▶ [Data extract]
* * *

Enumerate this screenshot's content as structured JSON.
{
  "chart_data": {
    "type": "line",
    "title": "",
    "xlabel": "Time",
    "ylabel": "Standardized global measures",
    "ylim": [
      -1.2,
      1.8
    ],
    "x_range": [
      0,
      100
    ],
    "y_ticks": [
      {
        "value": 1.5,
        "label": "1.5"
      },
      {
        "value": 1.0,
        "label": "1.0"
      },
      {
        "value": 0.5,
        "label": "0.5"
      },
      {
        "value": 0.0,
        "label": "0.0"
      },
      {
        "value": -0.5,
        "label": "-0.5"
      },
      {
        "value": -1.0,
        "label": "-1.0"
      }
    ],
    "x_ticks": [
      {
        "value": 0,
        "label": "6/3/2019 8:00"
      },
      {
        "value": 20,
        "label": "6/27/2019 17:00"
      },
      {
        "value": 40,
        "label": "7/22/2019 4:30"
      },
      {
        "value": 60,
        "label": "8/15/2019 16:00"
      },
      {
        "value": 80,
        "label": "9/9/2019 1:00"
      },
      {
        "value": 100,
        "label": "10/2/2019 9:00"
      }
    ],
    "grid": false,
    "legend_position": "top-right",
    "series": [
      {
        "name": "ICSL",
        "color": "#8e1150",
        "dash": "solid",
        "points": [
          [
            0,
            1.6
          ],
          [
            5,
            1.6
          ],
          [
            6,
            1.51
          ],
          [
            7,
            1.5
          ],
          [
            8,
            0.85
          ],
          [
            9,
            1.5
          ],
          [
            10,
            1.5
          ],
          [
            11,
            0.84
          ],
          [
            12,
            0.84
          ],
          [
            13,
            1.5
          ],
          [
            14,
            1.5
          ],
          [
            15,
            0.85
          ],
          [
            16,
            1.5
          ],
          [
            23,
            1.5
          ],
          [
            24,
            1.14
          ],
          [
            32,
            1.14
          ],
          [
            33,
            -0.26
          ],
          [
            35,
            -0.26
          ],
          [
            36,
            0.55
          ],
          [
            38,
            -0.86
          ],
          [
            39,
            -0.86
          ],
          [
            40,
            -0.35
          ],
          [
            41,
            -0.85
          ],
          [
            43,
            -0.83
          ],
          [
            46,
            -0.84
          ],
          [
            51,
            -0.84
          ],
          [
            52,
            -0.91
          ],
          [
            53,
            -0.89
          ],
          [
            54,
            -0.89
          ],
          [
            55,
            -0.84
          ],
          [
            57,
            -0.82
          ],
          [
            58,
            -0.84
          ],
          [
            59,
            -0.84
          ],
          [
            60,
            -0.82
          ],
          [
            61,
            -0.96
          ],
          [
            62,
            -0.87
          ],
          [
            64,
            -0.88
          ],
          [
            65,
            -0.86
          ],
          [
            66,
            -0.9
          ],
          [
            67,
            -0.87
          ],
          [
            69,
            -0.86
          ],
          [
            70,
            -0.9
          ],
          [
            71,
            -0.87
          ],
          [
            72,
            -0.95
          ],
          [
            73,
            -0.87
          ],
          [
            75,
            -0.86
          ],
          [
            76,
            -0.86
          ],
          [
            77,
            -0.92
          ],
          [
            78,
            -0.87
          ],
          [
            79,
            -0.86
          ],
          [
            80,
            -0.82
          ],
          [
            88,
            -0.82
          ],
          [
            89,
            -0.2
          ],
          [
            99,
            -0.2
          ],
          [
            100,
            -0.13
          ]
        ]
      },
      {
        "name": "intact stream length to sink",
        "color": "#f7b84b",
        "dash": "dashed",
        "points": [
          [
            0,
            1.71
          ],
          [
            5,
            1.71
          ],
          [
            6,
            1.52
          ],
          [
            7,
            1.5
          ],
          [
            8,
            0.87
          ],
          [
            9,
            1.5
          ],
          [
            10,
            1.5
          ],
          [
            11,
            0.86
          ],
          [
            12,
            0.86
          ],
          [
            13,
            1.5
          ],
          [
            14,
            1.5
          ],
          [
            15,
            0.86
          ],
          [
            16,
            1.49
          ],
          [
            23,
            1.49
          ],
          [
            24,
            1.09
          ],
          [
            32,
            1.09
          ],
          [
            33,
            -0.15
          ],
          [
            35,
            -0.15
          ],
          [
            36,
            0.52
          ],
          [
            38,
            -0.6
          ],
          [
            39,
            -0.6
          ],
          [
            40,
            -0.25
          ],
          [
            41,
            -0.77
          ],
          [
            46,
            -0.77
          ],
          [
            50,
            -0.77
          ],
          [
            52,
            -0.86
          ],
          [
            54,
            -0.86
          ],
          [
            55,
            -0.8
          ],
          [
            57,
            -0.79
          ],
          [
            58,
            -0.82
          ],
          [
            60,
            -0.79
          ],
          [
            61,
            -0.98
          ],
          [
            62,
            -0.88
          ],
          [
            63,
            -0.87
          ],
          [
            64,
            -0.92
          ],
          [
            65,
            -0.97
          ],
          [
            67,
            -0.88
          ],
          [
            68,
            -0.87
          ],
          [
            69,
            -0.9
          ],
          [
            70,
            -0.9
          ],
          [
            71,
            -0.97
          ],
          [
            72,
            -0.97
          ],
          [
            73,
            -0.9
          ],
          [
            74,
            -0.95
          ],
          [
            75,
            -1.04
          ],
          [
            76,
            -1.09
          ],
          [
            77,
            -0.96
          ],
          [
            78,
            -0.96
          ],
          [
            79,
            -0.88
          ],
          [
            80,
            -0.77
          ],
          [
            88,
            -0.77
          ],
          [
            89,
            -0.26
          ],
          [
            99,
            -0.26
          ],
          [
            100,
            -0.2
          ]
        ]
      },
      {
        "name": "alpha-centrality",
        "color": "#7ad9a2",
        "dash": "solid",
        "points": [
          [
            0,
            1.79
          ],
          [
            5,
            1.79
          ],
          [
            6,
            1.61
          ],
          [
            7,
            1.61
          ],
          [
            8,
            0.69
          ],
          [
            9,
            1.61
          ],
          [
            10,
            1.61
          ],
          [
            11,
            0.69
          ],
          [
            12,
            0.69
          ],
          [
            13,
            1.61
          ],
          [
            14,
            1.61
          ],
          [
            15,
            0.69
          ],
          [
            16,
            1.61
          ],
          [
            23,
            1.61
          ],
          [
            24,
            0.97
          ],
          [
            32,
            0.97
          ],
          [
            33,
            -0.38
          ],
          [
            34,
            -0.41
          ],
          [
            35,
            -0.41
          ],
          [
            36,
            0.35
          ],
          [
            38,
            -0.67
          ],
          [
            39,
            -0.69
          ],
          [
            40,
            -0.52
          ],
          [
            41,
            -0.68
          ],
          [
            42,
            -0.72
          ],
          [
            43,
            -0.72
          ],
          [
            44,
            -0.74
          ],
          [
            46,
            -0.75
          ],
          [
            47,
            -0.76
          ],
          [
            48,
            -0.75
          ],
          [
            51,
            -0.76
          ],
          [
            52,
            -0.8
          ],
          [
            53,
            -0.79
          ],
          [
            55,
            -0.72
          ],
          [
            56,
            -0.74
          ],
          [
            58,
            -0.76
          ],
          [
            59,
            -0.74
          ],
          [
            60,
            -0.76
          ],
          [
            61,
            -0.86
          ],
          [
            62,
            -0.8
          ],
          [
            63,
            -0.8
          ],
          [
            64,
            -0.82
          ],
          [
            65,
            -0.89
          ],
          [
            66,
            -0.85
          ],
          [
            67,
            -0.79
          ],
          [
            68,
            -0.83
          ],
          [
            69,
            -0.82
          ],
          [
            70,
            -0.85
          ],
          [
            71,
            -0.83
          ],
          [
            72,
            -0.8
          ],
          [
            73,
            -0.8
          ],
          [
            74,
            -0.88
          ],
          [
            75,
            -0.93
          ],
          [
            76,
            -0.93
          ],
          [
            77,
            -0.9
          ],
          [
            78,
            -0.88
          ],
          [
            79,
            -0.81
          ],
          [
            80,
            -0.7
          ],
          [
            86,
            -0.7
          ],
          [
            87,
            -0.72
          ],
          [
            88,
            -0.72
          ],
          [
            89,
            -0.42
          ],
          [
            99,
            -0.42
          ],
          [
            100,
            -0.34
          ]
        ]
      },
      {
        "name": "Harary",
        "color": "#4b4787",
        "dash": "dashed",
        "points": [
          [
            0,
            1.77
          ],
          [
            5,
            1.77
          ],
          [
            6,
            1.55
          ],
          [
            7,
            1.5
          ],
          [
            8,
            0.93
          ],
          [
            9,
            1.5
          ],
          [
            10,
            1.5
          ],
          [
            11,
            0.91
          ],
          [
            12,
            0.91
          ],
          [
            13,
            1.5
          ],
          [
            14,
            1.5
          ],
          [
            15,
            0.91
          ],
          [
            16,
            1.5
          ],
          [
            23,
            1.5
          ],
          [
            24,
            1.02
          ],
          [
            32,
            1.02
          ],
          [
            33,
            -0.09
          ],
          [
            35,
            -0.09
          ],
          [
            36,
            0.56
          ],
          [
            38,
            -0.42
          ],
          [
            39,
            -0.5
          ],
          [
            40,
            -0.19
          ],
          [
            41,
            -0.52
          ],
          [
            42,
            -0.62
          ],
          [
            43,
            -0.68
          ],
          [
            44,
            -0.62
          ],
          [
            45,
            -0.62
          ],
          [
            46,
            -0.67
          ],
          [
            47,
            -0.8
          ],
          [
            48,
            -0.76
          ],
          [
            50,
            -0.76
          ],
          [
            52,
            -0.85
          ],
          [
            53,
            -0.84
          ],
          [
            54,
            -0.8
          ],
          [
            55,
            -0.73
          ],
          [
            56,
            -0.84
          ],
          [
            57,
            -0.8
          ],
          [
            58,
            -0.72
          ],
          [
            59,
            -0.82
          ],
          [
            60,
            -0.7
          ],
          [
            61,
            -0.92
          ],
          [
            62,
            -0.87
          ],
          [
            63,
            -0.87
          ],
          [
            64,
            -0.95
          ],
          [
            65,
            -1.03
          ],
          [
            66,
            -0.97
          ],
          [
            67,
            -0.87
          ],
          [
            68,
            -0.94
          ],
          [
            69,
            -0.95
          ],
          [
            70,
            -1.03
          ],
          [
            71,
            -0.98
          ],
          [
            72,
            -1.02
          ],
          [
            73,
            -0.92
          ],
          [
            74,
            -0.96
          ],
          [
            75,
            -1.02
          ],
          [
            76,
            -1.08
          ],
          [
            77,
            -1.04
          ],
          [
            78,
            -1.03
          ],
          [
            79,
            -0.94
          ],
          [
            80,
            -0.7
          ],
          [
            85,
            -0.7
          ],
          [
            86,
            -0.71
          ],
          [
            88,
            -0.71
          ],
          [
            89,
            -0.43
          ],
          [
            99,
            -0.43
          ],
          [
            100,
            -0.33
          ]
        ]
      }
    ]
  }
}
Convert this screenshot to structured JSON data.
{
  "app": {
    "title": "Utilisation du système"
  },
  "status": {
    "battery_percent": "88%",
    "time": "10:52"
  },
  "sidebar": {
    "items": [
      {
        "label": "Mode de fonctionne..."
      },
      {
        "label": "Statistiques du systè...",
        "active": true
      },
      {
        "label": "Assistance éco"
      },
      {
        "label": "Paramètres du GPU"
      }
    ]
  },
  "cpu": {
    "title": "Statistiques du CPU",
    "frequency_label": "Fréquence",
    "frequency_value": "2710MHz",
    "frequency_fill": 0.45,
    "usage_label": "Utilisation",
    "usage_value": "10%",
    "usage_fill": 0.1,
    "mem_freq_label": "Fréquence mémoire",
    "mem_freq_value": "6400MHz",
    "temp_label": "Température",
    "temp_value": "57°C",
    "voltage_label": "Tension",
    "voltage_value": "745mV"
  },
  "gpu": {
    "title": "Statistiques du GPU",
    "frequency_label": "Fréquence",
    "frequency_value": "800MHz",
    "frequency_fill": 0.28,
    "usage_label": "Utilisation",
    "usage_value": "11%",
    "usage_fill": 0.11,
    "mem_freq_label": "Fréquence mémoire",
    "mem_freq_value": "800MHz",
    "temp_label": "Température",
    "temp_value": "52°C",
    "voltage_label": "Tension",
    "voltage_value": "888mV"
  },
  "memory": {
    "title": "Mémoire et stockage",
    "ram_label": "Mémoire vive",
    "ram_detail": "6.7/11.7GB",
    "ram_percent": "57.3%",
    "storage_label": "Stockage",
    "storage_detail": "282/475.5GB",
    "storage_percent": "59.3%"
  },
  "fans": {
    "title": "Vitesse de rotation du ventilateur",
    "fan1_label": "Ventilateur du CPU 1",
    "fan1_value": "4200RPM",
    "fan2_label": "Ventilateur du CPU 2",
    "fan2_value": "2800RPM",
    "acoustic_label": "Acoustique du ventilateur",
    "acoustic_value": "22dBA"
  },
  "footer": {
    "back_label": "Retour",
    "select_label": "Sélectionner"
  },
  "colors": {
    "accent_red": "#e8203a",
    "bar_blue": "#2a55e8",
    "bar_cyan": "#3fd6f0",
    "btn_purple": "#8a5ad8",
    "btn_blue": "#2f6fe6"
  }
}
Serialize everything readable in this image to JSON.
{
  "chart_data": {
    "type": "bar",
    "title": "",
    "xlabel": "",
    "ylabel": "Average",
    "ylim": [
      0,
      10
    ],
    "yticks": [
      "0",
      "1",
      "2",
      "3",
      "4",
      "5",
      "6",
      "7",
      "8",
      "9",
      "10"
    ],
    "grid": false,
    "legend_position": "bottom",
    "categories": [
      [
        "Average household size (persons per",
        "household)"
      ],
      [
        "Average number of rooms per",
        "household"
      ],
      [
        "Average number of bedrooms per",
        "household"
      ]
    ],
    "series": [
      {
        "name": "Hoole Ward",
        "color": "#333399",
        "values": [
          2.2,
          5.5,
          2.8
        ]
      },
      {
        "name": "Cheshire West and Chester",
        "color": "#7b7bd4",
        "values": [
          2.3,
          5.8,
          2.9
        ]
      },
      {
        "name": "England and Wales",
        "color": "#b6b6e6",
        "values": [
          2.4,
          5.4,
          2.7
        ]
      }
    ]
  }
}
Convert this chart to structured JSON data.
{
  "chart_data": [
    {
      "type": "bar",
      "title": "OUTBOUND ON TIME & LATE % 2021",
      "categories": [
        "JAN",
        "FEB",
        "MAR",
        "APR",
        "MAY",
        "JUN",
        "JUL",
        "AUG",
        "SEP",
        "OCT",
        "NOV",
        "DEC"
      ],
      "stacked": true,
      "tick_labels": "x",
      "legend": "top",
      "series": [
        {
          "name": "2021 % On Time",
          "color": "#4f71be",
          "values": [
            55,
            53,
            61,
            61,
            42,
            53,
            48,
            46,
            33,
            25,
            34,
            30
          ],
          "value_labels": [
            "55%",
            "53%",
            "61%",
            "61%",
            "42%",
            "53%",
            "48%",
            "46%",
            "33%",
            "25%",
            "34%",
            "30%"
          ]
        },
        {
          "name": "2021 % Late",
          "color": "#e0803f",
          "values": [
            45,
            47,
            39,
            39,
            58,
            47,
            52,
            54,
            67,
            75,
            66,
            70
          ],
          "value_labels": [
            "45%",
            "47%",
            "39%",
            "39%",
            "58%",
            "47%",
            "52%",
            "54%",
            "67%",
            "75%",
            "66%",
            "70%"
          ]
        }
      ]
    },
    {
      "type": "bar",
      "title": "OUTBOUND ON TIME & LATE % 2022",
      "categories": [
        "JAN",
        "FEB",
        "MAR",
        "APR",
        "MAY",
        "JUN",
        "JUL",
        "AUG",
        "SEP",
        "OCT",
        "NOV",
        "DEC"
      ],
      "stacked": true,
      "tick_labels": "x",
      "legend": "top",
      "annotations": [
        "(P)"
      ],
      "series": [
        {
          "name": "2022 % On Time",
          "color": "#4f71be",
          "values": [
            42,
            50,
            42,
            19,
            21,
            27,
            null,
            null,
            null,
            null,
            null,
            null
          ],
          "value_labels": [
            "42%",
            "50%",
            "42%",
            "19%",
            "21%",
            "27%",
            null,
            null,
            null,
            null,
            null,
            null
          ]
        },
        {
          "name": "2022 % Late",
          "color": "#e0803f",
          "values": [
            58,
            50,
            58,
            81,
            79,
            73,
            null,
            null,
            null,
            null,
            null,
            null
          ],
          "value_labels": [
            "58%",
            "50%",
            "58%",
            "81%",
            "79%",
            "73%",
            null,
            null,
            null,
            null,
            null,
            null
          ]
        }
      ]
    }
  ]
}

* * *

▶ [What you are asked to do]
Which lines of the data above contain "number"? Copy each one.

▶ [Task output]
        "Average number of rooms per",
        "Average number of bedrooms per",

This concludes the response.